:: Instruction ::
Return all the entries exactly, keeping pictures out.

Extracted data entries:
"""
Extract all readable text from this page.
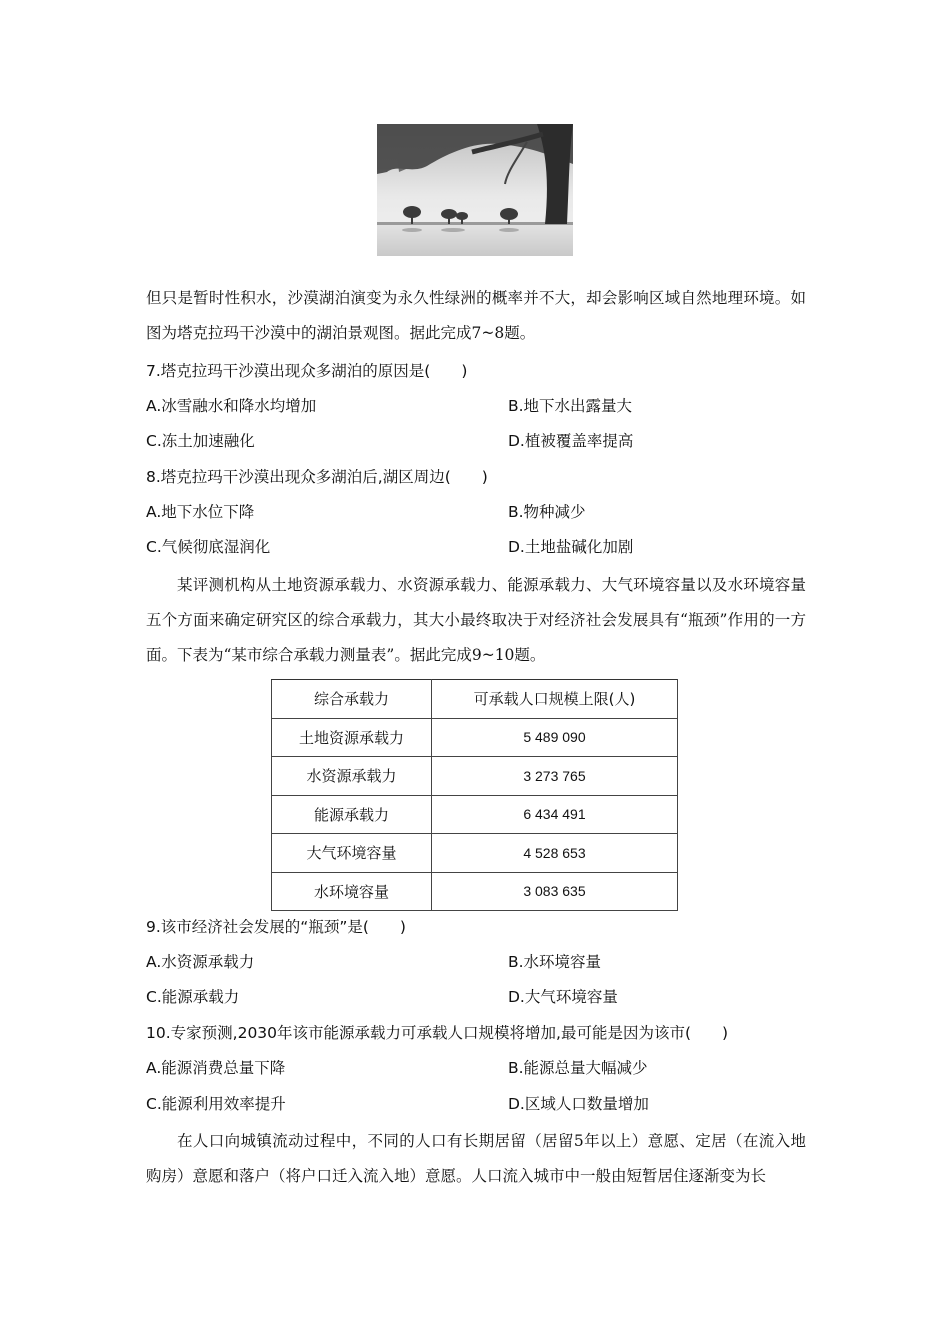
但只是暂时性积水，沙漠湖泊演变为永久性绿洲的概率并不大，却会影响区域自然地理环境。如图为塔克拉玛干沙漠中的湖泊景观图。据此完成7~8题。
7.塔克拉玛干沙漠出现众多湖泊的原因是(　　)
A.冰雪融水和降水均增加	B.地下水出露量大
C.冻土加速融化	D.植被覆盖率提高
8.塔克拉玛干沙漠出现众多湖泊后,湖区周边(　　)
A.地下水位下降	B.物种减少
C.气候彻底湿润化	D.土地盐碱化加剧
某评测机构从土地资源承载力、水资源承载力、能源承载力、大气环境容量以及水环境容量五个方面来确定研究区的综合承载力，其大小最终取决于对经济社会发展具有“瓶颈”作用的一方面。下表为“某市综合承载力测量表”。据此完成9~10题。
综合承载力	可承载人口规模上限(人)
土地资源承载力	5 489 090
水资源承载力	3 273 765
能源承载力	6 434 491
大气环境容量	4 528 653
水环境容量	3 083 635
9.该市经济社会发展的“瓶颈”是(　　)
A.水资源承载力	B.水环境容量
C.能源承载力	D.大气环境容量
10.专家预测,2030年该市能源承载力可承载人口规模将增加,最可能是因为该市(　　)
A.能源消费总量下降	B.能源总量大幅减少
C.能源利用效率提升	D.区域人口数量增加
在人口向城镇流动过程中，不同的人口有长期居留（居留5年以上）意愿、定居（在流入地购房）意愿和落户（将户口迁入流入地）意愿。人口流入城市中一般由短暂居住逐渐变为长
"""
:: Expected output ::
Extract all readable text from this page.
但只是暂时性积水，沙漠湖泊演变为永久性绿洲的概率并不大，却会影响区域自然地理环境。如图为塔克拉玛干沙漠中的湖泊景观图。据此完成7~8题。
7.塔克拉玛干沙漠出现众多湖泊的原因是(　　)
A.冰雪融水和降水均增加	B.地下水出露量大
C.冻土加速融化	D.植被覆盖率提高
8.塔克拉玛干沙漠出现众多湖泊后,湖区周边(　　)
A.地下水位下降	B.物种减少
C.气候彻底湿润化	D.土地盐碱化加剧
某评测机构从土地资源承载力、水资源承载力、能源承载力、大气环境容量以及水环境容量五个方面来确定研究区的综合承载力，其大小最终取决于对经济社会发展具有“瓶颈”作用的一方面。下表为“某市综合承载力测量表”。据此完成9~10题。
综合承载力	可承载人口规模上限(人)
土地资源承载力	5 489 090
水资源承载力	3 273 765
能源承载力	6 434 491
大气环境容量	4 528 653
水环境容量	3 083 635
9.该市经济社会发展的“瓶颈”是(　　)
A.水资源承载力	B.水环境容量
C.能源承载力	D.大气环境容量
10.专家预测,2030年该市能源承载力可承载人口规模将增加,最可能是因为该市(　　)
A.能源消费总量下降	B.能源总量大幅减少
C.能源利用效率提升	D.区域人口数量增加
在人口向城镇流动过程中，不同的人口有长期居留（居留5年以上）意愿、定居（在流入地购房）意愿和落户（将户口迁入流入地）意愿。人口流入城市中一般由短暂居住逐渐变为长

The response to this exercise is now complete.